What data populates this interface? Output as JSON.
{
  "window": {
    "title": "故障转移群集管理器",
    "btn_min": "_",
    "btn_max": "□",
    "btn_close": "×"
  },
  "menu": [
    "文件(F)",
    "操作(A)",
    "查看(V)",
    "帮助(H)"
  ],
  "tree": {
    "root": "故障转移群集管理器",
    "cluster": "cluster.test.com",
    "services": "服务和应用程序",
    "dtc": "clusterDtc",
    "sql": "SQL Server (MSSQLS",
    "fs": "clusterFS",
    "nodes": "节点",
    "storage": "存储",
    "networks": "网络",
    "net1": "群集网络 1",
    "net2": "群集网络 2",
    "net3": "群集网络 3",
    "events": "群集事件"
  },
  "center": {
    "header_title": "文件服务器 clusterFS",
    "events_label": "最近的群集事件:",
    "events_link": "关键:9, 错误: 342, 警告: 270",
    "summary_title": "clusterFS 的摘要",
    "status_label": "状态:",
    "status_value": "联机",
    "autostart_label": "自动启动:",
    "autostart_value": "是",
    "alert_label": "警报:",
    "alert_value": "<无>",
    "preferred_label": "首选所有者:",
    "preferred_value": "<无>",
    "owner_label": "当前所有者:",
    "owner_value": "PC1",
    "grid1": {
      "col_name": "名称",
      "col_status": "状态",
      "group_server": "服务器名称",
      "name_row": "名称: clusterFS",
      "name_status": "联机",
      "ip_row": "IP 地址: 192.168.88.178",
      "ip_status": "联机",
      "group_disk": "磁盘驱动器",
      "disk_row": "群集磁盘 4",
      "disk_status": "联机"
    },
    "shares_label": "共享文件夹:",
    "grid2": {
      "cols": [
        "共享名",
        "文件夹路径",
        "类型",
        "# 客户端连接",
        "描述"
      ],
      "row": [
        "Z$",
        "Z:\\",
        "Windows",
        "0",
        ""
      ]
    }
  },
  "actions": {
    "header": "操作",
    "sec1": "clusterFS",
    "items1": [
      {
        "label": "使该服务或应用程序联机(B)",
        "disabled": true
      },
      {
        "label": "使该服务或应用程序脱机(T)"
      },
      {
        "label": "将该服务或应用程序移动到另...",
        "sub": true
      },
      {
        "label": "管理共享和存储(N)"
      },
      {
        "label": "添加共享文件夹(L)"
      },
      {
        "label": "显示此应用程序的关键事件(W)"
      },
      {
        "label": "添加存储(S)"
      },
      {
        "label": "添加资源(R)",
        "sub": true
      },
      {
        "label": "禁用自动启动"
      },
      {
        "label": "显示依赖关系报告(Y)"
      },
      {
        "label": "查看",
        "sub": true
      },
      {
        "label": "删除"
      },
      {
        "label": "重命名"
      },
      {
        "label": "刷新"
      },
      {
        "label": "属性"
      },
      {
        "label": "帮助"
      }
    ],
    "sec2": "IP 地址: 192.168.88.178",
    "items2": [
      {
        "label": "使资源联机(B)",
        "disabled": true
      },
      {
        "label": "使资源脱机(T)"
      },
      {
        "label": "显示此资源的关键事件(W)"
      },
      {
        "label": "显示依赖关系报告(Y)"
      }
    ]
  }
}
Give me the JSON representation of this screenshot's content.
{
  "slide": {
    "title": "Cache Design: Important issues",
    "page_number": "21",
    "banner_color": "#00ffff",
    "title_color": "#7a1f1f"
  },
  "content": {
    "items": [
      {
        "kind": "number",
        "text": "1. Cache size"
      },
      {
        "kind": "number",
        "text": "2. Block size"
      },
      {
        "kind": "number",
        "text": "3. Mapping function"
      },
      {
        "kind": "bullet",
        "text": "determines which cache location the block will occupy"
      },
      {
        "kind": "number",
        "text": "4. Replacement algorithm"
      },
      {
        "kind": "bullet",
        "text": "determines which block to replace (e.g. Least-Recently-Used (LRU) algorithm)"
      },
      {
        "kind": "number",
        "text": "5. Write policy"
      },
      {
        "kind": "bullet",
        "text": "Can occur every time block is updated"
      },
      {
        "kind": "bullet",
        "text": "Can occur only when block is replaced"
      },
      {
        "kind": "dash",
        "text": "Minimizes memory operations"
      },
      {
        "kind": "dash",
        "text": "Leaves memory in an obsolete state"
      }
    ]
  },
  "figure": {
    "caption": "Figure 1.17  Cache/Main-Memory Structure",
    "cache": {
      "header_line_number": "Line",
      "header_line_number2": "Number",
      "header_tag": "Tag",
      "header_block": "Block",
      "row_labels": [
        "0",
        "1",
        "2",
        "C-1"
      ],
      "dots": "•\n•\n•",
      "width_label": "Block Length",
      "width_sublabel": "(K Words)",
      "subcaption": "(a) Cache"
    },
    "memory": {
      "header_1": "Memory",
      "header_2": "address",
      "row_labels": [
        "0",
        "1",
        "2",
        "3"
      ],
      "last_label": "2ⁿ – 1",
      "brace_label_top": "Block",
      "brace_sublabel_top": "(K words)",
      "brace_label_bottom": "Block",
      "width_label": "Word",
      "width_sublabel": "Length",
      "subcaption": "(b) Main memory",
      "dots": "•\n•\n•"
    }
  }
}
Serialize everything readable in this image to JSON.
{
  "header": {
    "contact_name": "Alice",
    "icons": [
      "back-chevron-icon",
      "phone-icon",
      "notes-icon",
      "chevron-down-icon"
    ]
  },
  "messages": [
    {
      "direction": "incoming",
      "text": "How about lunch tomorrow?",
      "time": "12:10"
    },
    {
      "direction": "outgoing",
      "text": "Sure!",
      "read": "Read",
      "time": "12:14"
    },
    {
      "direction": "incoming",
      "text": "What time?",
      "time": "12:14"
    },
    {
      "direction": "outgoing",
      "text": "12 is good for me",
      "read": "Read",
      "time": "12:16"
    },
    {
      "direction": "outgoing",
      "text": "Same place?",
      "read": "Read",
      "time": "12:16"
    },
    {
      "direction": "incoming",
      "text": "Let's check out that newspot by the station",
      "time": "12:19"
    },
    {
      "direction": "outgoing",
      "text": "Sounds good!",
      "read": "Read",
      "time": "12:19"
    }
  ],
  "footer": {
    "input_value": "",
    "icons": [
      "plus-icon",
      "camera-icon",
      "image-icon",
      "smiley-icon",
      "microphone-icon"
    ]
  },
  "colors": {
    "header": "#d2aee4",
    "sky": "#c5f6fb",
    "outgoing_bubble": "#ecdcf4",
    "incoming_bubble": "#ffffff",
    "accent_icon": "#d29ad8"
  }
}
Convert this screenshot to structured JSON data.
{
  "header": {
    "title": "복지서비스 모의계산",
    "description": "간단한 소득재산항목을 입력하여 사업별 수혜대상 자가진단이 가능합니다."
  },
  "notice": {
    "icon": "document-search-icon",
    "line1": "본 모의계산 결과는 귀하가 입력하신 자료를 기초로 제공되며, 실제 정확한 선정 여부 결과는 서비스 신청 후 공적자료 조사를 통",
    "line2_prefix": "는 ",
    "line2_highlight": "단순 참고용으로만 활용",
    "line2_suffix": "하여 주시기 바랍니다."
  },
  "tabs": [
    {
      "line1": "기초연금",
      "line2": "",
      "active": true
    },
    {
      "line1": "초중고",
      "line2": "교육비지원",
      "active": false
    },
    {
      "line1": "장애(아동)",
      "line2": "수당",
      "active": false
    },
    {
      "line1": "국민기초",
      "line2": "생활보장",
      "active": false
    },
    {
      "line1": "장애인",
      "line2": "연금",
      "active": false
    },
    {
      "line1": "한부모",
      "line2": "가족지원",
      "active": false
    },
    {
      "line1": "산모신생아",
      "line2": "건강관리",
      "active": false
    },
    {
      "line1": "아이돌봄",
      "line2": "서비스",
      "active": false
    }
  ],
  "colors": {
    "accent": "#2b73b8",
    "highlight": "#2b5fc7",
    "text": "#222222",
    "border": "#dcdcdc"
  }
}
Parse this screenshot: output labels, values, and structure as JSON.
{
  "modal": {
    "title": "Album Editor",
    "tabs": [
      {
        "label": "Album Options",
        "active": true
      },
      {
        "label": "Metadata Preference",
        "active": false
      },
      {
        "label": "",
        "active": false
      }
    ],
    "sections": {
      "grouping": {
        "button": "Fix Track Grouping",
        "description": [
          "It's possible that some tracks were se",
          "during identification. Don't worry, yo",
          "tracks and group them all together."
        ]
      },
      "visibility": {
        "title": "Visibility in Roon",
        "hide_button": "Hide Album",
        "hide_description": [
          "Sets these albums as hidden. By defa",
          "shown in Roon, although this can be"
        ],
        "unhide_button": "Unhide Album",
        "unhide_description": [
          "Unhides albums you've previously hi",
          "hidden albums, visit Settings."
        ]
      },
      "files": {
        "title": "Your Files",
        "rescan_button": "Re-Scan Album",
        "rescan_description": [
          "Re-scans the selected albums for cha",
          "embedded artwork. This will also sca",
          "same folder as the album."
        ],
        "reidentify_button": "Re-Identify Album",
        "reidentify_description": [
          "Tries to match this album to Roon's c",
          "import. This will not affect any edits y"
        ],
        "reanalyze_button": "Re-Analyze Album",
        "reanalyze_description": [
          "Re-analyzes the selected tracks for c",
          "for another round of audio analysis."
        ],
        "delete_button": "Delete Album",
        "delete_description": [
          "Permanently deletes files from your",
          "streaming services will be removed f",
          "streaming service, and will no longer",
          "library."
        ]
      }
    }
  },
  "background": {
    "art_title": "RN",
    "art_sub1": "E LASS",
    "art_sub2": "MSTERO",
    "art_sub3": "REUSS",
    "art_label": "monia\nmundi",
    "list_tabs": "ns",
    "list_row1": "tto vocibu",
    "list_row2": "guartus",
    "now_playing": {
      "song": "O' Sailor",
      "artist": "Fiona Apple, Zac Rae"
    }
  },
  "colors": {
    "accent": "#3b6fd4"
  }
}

######

**Stated task**
Check each line of the records above for "hidden", and copy those that have it.

**The result**
          "Sets these albums as hidden. By defa",
          "hidden albums, visit Settings."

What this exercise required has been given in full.